#### Direction
Scan the following material for the string "Solicite" and copy each line in which it appears.

[Dataset entries]
= = =

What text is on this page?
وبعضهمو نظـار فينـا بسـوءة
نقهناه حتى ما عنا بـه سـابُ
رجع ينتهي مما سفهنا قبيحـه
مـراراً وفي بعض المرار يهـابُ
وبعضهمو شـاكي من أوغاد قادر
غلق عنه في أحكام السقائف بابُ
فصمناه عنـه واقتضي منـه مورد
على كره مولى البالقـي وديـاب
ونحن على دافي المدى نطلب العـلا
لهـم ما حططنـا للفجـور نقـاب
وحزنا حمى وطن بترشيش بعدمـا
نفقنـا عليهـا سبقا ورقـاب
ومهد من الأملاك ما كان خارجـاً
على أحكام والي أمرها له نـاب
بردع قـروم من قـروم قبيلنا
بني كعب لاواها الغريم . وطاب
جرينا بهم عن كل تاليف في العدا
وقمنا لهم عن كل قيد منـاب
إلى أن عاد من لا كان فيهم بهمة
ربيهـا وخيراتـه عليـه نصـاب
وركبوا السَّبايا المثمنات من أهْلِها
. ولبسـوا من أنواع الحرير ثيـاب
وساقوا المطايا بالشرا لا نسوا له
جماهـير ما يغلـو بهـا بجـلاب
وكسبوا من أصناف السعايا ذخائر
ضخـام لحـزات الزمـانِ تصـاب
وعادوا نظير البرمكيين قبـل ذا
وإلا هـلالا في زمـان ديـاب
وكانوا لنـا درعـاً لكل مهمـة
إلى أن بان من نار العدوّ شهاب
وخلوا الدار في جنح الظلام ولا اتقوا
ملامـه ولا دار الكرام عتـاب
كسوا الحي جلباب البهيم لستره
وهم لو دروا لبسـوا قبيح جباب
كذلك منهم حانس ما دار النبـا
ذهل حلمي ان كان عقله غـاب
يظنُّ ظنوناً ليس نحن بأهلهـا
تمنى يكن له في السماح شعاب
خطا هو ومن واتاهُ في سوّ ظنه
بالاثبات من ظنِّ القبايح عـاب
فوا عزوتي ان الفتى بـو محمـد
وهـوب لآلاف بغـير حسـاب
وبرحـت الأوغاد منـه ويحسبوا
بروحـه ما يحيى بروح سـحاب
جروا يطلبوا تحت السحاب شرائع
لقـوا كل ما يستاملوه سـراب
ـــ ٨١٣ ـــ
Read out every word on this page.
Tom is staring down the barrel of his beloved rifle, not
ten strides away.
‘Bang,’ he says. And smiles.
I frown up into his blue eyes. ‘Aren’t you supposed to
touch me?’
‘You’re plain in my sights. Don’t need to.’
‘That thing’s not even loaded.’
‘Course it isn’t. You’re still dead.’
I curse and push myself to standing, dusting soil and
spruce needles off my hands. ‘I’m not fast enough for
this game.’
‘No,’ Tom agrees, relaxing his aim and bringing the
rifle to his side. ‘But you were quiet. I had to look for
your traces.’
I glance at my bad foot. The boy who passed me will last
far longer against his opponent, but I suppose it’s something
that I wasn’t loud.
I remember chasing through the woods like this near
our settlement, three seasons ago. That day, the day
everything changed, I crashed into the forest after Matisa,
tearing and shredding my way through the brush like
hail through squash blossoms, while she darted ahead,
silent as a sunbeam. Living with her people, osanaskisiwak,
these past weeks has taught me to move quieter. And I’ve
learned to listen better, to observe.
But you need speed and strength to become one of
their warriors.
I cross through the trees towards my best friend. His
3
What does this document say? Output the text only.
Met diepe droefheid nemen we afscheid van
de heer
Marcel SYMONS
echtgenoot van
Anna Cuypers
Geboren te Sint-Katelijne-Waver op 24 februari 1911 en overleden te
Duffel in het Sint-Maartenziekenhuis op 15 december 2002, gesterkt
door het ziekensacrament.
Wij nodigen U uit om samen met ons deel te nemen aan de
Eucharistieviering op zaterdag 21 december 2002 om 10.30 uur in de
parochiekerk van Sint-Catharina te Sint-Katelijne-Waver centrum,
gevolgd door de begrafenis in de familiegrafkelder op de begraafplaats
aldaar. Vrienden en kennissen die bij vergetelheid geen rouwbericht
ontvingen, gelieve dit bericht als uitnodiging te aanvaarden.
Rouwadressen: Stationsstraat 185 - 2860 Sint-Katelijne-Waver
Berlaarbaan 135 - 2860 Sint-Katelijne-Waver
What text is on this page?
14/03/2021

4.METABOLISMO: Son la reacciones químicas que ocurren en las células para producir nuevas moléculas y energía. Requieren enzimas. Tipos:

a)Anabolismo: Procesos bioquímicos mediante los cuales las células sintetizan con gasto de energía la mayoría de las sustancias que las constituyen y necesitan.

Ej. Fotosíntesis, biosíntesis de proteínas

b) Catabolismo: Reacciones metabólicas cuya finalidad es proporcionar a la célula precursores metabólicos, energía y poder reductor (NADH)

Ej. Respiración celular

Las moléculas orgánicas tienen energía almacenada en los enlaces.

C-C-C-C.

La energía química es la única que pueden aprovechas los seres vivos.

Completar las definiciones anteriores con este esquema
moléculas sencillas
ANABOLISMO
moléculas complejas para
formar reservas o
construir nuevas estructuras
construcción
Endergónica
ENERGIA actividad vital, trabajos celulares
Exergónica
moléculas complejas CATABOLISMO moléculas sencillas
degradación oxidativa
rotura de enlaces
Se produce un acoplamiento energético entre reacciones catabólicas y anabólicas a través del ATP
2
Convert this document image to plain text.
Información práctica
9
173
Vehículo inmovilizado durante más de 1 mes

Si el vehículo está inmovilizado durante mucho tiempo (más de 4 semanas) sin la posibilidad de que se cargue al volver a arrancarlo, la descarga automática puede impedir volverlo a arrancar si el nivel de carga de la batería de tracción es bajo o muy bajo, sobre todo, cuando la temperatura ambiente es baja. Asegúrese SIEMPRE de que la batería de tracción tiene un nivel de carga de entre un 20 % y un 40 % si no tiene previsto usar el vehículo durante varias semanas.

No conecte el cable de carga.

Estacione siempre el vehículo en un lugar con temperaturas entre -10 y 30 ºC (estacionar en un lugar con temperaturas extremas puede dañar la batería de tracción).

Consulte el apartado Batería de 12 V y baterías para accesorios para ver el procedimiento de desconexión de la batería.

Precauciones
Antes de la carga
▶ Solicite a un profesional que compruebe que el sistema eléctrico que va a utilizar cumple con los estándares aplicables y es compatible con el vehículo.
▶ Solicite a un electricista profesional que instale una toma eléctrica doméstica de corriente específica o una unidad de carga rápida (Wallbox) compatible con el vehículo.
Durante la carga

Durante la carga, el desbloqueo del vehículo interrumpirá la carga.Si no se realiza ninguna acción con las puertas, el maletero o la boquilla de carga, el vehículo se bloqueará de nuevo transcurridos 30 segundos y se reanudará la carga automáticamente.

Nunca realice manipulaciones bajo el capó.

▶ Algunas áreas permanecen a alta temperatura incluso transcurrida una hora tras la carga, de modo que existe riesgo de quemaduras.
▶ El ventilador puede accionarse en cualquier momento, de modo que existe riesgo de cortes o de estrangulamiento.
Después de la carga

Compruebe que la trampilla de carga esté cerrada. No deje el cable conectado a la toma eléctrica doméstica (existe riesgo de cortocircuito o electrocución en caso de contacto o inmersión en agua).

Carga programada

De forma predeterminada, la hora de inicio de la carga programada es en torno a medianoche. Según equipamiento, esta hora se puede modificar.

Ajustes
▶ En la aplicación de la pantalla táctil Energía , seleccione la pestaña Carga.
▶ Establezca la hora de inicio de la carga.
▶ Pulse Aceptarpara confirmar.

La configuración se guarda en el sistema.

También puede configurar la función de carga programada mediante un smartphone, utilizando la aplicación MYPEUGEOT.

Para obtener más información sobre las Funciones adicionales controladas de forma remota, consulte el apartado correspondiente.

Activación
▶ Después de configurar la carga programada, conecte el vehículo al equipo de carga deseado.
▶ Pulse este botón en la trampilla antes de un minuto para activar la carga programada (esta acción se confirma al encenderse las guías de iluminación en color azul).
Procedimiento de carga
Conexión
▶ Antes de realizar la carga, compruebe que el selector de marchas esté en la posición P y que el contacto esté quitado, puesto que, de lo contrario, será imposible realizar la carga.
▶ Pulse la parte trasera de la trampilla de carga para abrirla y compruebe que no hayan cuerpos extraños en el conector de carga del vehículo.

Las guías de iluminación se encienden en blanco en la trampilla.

= = =

#### The result
▶ Solicite a un profesional que compruebe que el sistema eléctrico que va a utilizar cumple con los estándares aplicables y es compatible con el vehículo.
▶ Solicite a un electricista profesional que instale una toma eléctrica doméstica de corriente específica o una unidad de carga rápida (Wallbox) compatible con el vehículo.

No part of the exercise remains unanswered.